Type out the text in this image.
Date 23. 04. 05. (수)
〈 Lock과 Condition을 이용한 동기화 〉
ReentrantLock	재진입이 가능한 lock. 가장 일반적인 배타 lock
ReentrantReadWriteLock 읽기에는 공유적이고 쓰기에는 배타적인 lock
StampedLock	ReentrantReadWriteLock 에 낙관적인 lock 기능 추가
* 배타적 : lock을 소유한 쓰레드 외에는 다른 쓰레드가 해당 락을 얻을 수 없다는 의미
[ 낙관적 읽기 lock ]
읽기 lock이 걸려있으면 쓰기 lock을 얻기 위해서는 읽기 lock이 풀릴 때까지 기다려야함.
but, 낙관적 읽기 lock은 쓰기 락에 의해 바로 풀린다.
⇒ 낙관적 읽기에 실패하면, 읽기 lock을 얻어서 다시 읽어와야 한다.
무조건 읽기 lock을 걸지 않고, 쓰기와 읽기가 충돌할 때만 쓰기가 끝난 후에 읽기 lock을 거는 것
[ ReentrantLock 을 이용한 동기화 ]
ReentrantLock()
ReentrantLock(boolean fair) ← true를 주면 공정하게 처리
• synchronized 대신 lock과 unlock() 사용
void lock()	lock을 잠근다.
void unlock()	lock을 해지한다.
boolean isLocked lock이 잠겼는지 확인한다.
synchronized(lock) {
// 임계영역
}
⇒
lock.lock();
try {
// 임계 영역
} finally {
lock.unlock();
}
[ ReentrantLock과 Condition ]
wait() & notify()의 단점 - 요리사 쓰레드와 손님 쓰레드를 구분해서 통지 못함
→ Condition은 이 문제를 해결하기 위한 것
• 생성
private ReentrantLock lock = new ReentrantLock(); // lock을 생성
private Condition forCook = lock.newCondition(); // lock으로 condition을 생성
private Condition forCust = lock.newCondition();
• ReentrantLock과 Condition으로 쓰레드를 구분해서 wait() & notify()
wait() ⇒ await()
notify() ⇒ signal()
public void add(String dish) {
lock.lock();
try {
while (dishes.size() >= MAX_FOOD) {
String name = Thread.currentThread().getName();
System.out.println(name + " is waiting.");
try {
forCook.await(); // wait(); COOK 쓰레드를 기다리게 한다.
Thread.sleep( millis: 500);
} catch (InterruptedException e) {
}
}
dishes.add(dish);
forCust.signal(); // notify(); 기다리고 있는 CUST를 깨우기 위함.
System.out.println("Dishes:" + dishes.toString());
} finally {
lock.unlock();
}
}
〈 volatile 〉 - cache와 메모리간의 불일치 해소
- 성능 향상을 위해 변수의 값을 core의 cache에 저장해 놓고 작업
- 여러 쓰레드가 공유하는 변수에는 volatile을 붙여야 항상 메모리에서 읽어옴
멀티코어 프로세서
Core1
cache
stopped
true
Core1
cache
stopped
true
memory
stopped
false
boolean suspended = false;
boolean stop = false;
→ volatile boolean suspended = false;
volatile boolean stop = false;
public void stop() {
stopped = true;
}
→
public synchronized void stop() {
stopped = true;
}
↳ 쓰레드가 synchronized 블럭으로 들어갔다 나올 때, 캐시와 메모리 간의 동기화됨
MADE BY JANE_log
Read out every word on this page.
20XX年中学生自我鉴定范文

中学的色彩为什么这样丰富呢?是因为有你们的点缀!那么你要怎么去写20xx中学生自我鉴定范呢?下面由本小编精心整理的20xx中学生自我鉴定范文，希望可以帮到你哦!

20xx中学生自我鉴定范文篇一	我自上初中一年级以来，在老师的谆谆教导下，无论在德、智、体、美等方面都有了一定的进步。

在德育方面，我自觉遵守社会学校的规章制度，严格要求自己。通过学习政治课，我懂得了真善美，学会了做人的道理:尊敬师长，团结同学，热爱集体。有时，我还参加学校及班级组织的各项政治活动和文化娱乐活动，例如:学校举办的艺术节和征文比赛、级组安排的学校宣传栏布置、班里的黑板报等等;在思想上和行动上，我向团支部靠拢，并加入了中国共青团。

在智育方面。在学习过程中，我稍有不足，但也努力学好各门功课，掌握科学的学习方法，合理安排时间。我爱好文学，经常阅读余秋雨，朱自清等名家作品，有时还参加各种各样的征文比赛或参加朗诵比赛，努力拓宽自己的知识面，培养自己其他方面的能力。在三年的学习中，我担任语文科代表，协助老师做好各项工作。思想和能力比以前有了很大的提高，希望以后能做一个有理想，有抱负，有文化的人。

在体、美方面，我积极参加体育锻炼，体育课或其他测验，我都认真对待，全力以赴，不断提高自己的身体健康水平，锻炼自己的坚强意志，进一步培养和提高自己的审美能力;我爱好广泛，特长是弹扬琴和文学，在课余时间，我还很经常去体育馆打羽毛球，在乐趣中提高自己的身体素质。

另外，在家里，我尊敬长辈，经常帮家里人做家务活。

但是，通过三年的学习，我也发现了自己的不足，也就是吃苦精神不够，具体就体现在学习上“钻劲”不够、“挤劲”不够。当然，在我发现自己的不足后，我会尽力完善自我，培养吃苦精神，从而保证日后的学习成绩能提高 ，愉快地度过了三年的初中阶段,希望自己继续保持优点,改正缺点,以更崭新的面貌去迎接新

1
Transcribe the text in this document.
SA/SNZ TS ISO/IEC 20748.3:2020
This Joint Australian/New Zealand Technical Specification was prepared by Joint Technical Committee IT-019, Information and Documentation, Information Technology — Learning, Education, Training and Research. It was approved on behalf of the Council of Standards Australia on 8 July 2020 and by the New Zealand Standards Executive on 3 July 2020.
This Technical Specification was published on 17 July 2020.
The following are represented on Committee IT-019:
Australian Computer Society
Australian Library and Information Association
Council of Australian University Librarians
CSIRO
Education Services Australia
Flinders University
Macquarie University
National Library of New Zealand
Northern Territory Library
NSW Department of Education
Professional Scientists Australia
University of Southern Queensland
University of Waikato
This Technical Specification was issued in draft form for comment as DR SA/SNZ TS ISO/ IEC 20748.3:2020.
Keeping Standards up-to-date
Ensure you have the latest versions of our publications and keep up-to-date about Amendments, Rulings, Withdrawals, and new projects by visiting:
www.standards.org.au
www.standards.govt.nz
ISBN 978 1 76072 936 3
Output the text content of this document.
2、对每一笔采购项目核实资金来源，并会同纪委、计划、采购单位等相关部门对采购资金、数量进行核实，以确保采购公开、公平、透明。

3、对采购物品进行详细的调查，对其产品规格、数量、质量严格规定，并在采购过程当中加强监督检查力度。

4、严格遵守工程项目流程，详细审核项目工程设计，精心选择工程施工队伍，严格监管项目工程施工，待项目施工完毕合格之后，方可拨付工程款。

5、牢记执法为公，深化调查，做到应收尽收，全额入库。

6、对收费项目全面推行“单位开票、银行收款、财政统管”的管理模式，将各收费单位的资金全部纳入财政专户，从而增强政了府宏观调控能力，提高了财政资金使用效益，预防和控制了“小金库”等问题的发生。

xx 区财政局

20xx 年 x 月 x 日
________________________________________
> REQUIREMENTS:
Extract all of the data shown above without alteration.

> RESPONSE TO THE EXERCISE:
Type out the text in this image.
Date 23. 04. 05. (수)
〈 Lock과 Condition을 이용한 동기화 〉
ReentrantLock	재진입이 가능한 lock. 가장 일반적인 배타 lock
ReentrantReadWriteLock 읽기에는 공유적이고 쓰기에는 배타적인 lock
StampedLock	ReentrantReadWriteLock 에 낙관적인 lock 기능 추가
* 배타적 : lock을 소유한 쓰레드 외에는 다른 쓰레드가 해당 락을 얻을 수 없다는 의미
[ 낙관적 읽기 lock ]
읽기 lock이 걸려있으면 쓰기 lock을 얻기 위해서는 읽기 lock이 풀릴 때까지 기다려야함.
but, 낙관적 읽기 lock은 쓰기 락에 의해 바로 풀린다.
⇒ 낙관적 읽기에 실패하면, 읽기 lock을 얻어서 다시 읽어와야 한다.
무조건 읽기 lock을 걸지 않고, 쓰기와 읽기가 충돌할 때만 쓰기가 끝난 후에 읽기 lock을 거는 것
[ ReentrantLock 을 이용한 동기화 ]
ReentrantLock()
ReentrantLock(boolean fair) ← true를 주면 공정하게 처리
• synchronized 대신 lock과 unlock() 사용
void lock()	lock을 잠근다.
void unlock()	lock을 해지한다.
boolean isLocked lock이 잠겼는지 확인한다.
synchronized(lock) {
// 임계영역
}
⇒
lock.lock();
try {
// 임계 영역
} finally {
lock.unlock();
}
[ ReentrantLock과 Condition ]
wait() & notify()의 단점 - 요리사 쓰레드와 손님 쓰레드를 구분해서 통지 못함
→ Condition은 이 문제를 해결하기 위한 것
• 생성
private ReentrantLock lock = new ReentrantLock(); // lock을 생성
private Condition forCook = lock.newCondition(); // lock으로 condition을 생성
private Condition forCust = lock.newCondition();
• ReentrantLock과 Condition으로 쓰레드를 구분해서 wait() & notify()
wait() ⇒ await()
notify() ⇒ signal()
public void add(String dish) {
lock.lock();
try {
while (dishes.size() >= MAX_FOOD) {
String name = Thread.currentThread().getName();
System.out.println(name + " is waiting.");
try {
forCook.await(); // wait(); COOK 쓰레드를 기다리게 한다.
Thread.sleep( millis: 500);
} catch (InterruptedException e) {
}
}
dishes.add(dish);
forCust.signal(); // notify(); 기다리고 있는 CUST를 깨우기 위함.
System.out.println("Dishes:" + dishes.toString());
} finally {
lock.unlock();
}
}
〈 volatile 〉 - cache와 메모리간의 불일치 해소
- 성능 향상을 위해 변수의 값을 core의 cache에 저장해 놓고 작업
- 여러 쓰레드가 공유하는 변수에는 volatile을 붙여야 항상 메모리에서 읽어옴
멀티코어 프로세서
Core1
cache
stopped
true
Core1
cache
stopped
true
memory
stopped
false
boolean suspended = false;
boolean stop = false;
→ volatile boolean suspended = false;
volatile boolean stop = false;
public void stop() {
stopped = true;
}
→
public synchronized void stop() {
stopped = true;
}
↳ 쓰레드가 synchronized 블럭으로 들어갔다 나올 때, 캐시와 메모리 간의 동기화됨
MADE BY JANE_log
Read out every word on this page.
20XX年中学生自我鉴定范文

中学的色彩为什么这样丰富呢?是因为有你们的点缀!那么你要怎么去写20xx中学生自我鉴定范呢?下面由本小编精心整理的20xx中学生自我鉴定范文，希望可以帮到你哦!

20xx中学生自我鉴定范文篇一	我自上初中一年级以来，在老师的谆谆教导下，无论在德、智、体、美等方面都有了一定的进步。

在德育方面，我自觉遵守社会学校的规章制度，严格要求自己。通过学习政治课，我懂得了真善美，学会了做人的道理:尊敬师长，团结同学，热爱集体。有时，我还参加学校及班级组织的各项政治活动和文化娱乐活动，例如:学校举办的艺术节和征文比赛、级组安排的学校宣传栏布置、班里的黑板报等等;在思想上和行动上，我向团支部靠拢，并加入了中国共青团。

在智育方面。在学习过程中，我稍有不足，但也努力学好各门功课，掌握科学的学习方法，合理安排时间。我爱好文学，经常阅读余秋雨，朱自清等名家作品，有时还参加各种各样的征文比赛或参加朗诵比赛，努力拓宽自己的知识面，培养自己其他方面的能力。在三年的学习中，我担任语文科代表，协助老师做好各项工作。思想和能力比以前有了很大的提高，希望以后能做一个有理想，有抱负，有文化的人。

在体、美方面，我积极参加体育锻炼，体育课或其他测验，我都认真对待，全力以赴，不断提高自己的身体健康水平，锻炼自己的坚强意志，进一步培养和提高自己的审美能力;我爱好广泛，特长是弹扬琴和文学，在课余时间，我还很经常去体育馆打羽毛球，在乐趣中提高自己的身体素质。

另外，在家里，我尊敬长辈，经常帮家里人做家务活。

但是，通过三年的学习，我也发现了自己的不足，也就是吃苦精神不够，具体就体现在学习上“钻劲”不够、“挤劲”不够。当然，在我发现自己的不足后，我会尽力完善自我，培养吃苦精神，从而保证日后的学习成绩能提高 ，愉快地度过了三年的初中阶段,希望自己继续保持优点,改正缺点,以更崭新的面貌去迎接新

1
Transcribe the text in this document.
SA/SNZ TS ISO/IEC 20748.3:2020
This Joint Australian/New Zealand Technical Specification was prepared by Joint Technical Committee IT-019, Information and Documentation, Information Technology — Learning, Education, Training and Research. It was approved on behalf of the Council of Standards Australia on 8 July 2020 and by the New Zealand Standards Executive on 3 July 2020.
This Technical Specification was published on 17 July 2020.
The following are represented on Committee IT-019:
Australian Computer Society
Australian Library and Information Association
Council of Australian University Librarians
CSIRO
Education Services Australia
Flinders University
Macquarie University
National Library of New Zealand
Northern Territory Library
NSW Department of Education
Professional Scientists Australia
University of Southern Queensland
University of Waikato
This Technical Specification was issued in draft form for comment as DR SA/SNZ TS ISO/ IEC 20748.3:2020.
Keeping Standards up-to-date
Ensure you have the latest versions of our publications and keep up-to-date about Amendments, Rulings, Withdrawals, and new projects by visiting:
www.standards.org.au
www.standards.govt.nz
ISBN 978 1 76072 936 3
Output the text content of this document.
2、对每一笔采购项目核实资金来源，并会同纪委、计划、采购单位等相关部门对采购资金、数量进行核实，以确保采购公开、公平、透明。

3、对采购物品进行详细的调查，对其产品规格、数量、质量严格规定，并在采购过程当中加强监督检查力度。

4、严格遵守工程项目流程，详细审核项目工程设计，精心选择工程施工队伍，严格监管项目工程施工，待项目施工完毕合格之后，方可拨付工程款。

5、牢记执法为公，深化调查，做到应收尽收，全额入库。

6、对收费项目全面推行“单位开票、银行收款、财政统管”的管理模式，将各收费单位的资金全部纳入财政专户，从而增强政了府宏观调控能力，提高了财政资金使用效益，预防和控制了“小金库”等问题的发生。

xx 区财政局

20xx 年 x 月 x 日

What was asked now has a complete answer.